> GIVEN RECORDS:
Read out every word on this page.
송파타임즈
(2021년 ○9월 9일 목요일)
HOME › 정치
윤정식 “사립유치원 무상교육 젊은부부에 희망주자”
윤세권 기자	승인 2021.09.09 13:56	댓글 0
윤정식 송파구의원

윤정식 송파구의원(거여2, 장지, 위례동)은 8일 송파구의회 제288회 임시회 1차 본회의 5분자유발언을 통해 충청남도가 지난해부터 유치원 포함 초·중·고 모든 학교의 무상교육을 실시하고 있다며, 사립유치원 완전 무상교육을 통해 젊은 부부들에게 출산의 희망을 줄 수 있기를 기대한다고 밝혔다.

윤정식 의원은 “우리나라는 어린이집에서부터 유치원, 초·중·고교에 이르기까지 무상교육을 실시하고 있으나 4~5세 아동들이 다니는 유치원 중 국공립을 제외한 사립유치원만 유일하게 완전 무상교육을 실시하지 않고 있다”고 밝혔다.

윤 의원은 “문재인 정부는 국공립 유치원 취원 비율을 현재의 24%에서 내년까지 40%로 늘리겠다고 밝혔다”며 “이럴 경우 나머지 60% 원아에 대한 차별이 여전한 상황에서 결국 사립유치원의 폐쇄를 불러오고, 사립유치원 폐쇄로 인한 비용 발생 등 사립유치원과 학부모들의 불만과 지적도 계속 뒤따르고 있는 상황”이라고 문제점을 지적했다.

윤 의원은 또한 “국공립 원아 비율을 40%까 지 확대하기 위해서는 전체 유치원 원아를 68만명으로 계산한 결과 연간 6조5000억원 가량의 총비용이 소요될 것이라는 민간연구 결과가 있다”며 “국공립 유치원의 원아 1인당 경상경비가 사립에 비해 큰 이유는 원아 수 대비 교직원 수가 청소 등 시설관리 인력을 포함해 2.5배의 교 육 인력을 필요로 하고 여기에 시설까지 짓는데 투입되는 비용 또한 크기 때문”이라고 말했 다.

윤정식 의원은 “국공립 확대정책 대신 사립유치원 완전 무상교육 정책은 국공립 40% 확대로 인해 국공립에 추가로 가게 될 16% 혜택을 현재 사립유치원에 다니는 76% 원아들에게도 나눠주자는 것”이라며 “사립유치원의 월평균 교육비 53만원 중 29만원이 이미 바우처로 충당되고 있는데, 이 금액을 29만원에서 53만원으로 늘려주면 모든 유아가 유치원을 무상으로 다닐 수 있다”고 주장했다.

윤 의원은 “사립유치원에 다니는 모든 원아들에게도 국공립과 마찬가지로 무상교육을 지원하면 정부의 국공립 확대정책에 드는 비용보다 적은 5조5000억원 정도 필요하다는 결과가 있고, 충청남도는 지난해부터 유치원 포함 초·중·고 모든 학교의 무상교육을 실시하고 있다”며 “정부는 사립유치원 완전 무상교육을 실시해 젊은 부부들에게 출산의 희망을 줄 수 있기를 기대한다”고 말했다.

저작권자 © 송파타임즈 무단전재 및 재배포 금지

> WHAT THE EXERCISE ASKS: Pick each line holding the word "실시하고" out of the listing.

> ANSWER TO THIS TASK:
윤정식 송파구의원(거여2, 장지, 위례동)은 8일 송파구의회 제288회 임시회 1차 본회의 5분자유발언을 통해 충청남도가 지난해부터 유치원 포함 초·중·고 모든 학교의 무상교육을 실시하고 있다며, 사립유치원 완전 무상교육을 통해 젊은 부부들에게 출산의 희망을 줄 수 있기를 기대한다고 밝혔다.
윤정식 의원은 “우리나라는 어린이집에서부터 유치원, 초·중·고교에 이르기까지 무상교육을 실시하고 있으나 4~5세 아동들이 다니는 유치원 중 국공립을 제외한 사립유치원만 유일하게 완전 무상교육을 실시하지 않고 있다”고 밝혔다.
윤 의원은 “사립유치원에 다니는 모든 원아들에게도 국공립과 마찬가지로 무상교육을 지원하면 정부의 국공립 확대정책에 드는 비용보다 적은 5조5000억원 정도 필요하다는 결과가 있고, 충청남도는 지난해부터 유치원 포함 초·중·고 모든 학교의 무상교육을 실시하고 있다”며 “정부는 사립유치원 완전 무상교육을 실시해 젊은 부부들에게 출산의 희망을 줄 수 있기를 기대한다”고 말했다.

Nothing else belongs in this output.